• Task to complete
Print all of the data exactly.

━━━━━ Record excerpts ━━━━━

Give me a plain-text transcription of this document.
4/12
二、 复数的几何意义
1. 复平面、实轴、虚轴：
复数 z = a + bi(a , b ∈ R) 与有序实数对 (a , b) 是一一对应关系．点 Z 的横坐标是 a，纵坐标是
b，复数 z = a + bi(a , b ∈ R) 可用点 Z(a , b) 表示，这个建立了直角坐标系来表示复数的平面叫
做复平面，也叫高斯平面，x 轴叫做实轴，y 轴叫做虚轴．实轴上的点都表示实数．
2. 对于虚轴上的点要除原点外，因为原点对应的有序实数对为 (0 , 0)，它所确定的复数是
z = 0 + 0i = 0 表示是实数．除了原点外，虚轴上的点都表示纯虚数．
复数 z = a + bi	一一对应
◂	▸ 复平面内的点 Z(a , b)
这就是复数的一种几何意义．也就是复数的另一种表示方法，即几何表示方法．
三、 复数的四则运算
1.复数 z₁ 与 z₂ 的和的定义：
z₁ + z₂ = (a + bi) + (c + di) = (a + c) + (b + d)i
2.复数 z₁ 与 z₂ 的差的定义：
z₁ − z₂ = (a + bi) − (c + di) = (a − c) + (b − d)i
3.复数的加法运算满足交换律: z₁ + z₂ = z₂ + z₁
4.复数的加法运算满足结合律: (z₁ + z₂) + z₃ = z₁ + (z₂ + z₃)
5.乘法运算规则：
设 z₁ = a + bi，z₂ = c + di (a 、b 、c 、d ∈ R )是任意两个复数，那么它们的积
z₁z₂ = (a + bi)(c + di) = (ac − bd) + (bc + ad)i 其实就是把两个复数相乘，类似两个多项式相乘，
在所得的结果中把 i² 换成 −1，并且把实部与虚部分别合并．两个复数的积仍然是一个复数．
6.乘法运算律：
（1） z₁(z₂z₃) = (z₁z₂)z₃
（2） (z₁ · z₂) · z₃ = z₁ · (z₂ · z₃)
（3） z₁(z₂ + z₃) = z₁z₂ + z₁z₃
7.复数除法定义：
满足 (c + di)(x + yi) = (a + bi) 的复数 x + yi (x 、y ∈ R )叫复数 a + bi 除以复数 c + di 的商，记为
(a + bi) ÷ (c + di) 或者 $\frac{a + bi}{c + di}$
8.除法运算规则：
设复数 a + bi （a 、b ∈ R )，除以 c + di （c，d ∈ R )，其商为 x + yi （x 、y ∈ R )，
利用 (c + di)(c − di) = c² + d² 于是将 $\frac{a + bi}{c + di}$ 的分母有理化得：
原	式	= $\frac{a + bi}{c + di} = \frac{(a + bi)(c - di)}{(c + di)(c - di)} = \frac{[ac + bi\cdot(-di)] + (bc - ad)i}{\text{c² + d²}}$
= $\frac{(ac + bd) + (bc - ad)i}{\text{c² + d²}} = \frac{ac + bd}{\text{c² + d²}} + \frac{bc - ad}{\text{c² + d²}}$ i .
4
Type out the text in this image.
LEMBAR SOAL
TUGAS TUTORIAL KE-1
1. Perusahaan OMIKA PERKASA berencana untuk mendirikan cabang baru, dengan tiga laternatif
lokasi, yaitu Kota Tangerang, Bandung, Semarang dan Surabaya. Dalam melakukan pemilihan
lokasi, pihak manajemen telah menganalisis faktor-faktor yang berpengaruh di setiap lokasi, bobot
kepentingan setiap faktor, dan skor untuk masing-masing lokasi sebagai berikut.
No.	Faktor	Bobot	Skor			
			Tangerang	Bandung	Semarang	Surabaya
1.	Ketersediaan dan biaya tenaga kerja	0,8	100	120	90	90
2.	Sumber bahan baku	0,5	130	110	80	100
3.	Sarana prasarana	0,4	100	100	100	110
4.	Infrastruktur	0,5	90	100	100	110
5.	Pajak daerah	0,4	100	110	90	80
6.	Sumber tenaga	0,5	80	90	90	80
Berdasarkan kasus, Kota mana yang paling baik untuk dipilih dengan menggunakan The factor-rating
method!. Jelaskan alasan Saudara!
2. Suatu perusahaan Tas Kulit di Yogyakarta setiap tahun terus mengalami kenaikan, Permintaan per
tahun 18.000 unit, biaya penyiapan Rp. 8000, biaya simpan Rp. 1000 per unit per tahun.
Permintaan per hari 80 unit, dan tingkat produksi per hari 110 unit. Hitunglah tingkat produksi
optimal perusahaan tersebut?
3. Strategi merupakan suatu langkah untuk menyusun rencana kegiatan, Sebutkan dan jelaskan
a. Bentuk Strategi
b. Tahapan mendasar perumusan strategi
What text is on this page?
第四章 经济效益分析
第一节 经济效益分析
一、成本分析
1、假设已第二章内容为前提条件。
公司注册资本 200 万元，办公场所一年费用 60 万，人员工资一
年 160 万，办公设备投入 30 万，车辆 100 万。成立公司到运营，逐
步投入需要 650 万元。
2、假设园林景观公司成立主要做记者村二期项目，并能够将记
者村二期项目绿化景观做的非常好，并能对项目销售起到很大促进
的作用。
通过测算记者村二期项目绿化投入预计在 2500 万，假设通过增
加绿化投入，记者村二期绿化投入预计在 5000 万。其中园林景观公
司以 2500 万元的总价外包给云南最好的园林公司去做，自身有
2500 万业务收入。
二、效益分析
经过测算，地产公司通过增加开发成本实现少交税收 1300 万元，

━━━━━

• Complete answer
Give me a plain-text transcription of this document.
4/12
二、 复数的几何意义
1. 复平面、实轴、虚轴：
复数 z = a + bi(a , b ∈ R) 与有序实数对 (a , b) 是一一对应关系．点 Z 的横坐标是 a，纵坐标是
b，复数 z = a + bi(a , b ∈ R) 可用点 Z(a , b) 表示，这个建立了直角坐标系来表示复数的平面叫
做复平面，也叫高斯平面，x 轴叫做实轴，y 轴叫做虚轴．实轴上的点都表示实数．
2. 对于虚轴上的点要除原点外，因为原点对应的有序实数对为 (0 , 0)，它所确定的复数是
z = 0 + 0i = 0 表示是实数．除了原点外，虚轴上的点都表示纯虚数．
复数 z = a + bi	一一对应
◂	▸ 复平面内的点 Z(a , b)
这就是复数的一种几何意义．也就是复数的另一种表示方法，即几何表示方法．
三、 复数的四则运算
1.复数 z₁ 与 z₂ 的和的定义：
z₁ + z₂ = (a + bi) + (c + di) = (a + c) + (b + d)i
2.复数 z₁ 与 z₂ 的差的定义：
z₁ − z₂ = (a + bi) − (c + di) = (a − c) + (b − d)i
3.复数的加法运算满足交换律: z₁ + z₂ = z₂ + z₁
4.复数的加法运算满足结合律: (z₁ + z₂) + z₃ = z₁ + (z₂ + z₃)
5.乘法运算规则：
设 z₁ = a + bi，z₂ = c + di (a 、b 、c 、d ∈ R )是任意两个复数，那么它们的积
z₁z₂ = (a + bi)(c + di) = (ac − bd) + (bc + ad)i 其实就是把两个复数相乘，类似两个多项式相乘，
在所得的结果中把 i² 换成 −1，并且把实部与虚部分别合并．两个复数的积仍然是一个复数．
6.乘法运算律：
（1） z₁(z₂z₃) = (z₁z₂)z₃
（2） (z₁ · z₂) · z₃ = z₁ · (z₂ · z₃)
（3） z₁(z₂ + z₃) = z₁z₂ + z₁z₃
7.复数除法定义：
满足 (c + di)(x + yi) = (a + bi) 的复数 x + yi (x 、y ∈ R )叫复数 a + bi 除以复数 c + di 的商，记为
(a + bi) ÷ (c + di) 或者 $\frac{a + bi}{c + di}$
8.除法运算规则：
设复数 a + bi （a 、b ∈ R )，除以 c + di （c，d ∈ R )，其商为 x + yi （x 、y ∈ R )，
利用 (c + di)(c − di) = c² + d² 于是将 $\frac{a + bi}{c + di}$ 的分母有理化得：
原	式	= $\frac{a + bi}{c + di} = \frac{(a + bi)(c - di)}{(c + di)(c - di)} = \frac{[ac + bi\cdot(-di)] + (bc - ad)i}{\text{c² + d²}}$
= $\frac{(ac + bd) + (bc - ad)i}{\text{c² + d²}} = \frac{ac + bd}{\text{c² + d²}} + \frac{bc - ad}{\text{c² + d²}}$ i .
4
Type out the text in this image.
LEMBAR SOAL
TUGAS TUTORIAL KE-1
1. Perusahaan OMIKA PERKASA berencana untuk mendirikan cabang baru, dengan tiga laternatif
lokasi, yaitu Kota Tangerang, Bandung, Semarang dan Surabaya. Dalam melakukan pemilihan
lokasi, pihak manajemen telah menganalisis faktor-faktor yang berpengaruh di setiap lokasi, bobot
kepentingan setiap faktor, dan skor untuk masing-masing lokasi sebagai berikut.
No.	Faktor	Bobot	Skor			
			Tangerang	Bandung	Semarang	Surabaya
1.	Ketersediaan dan biaya tenaga kerja	0,8	100	120	90	90
2.	Sumber bahan baku	0,5	130	110	80	100
3.	Sarana prasarana	0,4	100	100	100	110
4.	Infrastruktur	0,5	90	100	100	110
5.	Pajak daerah	0,4	100	110	90	80
6.	Sumber tenaga	0,5	80	90	90	80
Berdasarkan kasus, Kota mana yang paling baik untuk dipilih dengan menggunakan The factor-rating
method!. Jelaskan alasan Saudara!
2. Suatu perusahaan Tas Kulit di Yogyakarta setiap tahun terus mengalami kenaikan, Permintaan per
tahun 18.000 unit, biaya penyiapan Rp. 8000, biaya simpan Rp. 1000 per unit per tahun.
Permintaan per hari 80 unit, dan tingkat produksi per hari 110 unit. Hitunglah tingkat produksi
optimal perusahaan tersebut?
3. Strategi merupakan suatu langkah untuk menyusun rencana kegiatan, Sebutkan dan jelaskan
a. Bentuk Strategi
b. Tahapan mendasar perumusan strategi
What text is on this page?
第四章 经济效益分析
第一节 经济效益分析
一、成本分析
1、假设已第二章内容为前提条件。
公司注册资本 200 万元，办公场所一年费用 60 万，人员工资一
年 160 万，办公设备投入 30 万，车辆 100 万。成立公司到运营，逐
步投入需要 650 万元。
2、假设园林景观公司成立主要做记者村二期项目，并能够将记
者村二期项目绿化景观做的非常好，并能对项目销售起到很大促进
的作用。
通过测算记者村二期项目绿化投入预计在 2500 万，假设通过增
加绿化投入，记者村二期绿化投入预计在 5000 万。其中园林景观公
司以 2500 万元的总价外包给云南最好的园林公司去做，自身有
2500 万业务收入。
二、效益分析
经过测算，地产公司通过增加开发成本实现少交税收 1300 万元，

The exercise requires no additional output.